▶ [Instruction] Find the word "Baritone" in the records below. List each line containing it.

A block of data
##########

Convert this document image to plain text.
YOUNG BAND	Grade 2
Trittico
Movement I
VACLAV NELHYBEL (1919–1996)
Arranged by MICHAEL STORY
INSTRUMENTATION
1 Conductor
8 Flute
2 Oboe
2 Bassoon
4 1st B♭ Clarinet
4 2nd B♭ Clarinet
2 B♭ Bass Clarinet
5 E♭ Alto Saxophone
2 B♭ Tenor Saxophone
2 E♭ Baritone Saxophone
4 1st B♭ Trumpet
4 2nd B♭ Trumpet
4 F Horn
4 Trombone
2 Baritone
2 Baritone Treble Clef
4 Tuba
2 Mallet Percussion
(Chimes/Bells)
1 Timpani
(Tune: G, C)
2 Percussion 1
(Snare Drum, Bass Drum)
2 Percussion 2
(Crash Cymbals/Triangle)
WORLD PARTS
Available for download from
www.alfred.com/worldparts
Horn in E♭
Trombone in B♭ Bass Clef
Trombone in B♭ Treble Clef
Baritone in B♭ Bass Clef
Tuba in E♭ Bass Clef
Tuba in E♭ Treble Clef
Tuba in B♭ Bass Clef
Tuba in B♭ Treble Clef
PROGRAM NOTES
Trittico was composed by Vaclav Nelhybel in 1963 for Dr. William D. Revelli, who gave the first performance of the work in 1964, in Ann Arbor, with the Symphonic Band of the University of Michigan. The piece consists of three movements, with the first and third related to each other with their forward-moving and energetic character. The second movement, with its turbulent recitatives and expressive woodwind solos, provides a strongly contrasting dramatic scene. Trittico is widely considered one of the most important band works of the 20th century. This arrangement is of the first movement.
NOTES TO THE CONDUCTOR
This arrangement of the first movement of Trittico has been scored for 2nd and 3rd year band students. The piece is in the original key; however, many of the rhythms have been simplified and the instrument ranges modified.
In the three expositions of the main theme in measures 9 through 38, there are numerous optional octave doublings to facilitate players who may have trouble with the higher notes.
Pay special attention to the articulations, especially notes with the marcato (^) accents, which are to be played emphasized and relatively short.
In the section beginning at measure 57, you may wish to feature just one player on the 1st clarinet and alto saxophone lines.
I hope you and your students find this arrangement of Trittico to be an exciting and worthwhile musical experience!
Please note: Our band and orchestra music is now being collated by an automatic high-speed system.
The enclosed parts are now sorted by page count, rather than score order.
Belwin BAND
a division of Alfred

##########

▶ [Result of this exercise]
2 E♭ Baritone Saxophone
2 Baritone
2 Baritone Treble Clef
Baritone in B♭ Bass Clef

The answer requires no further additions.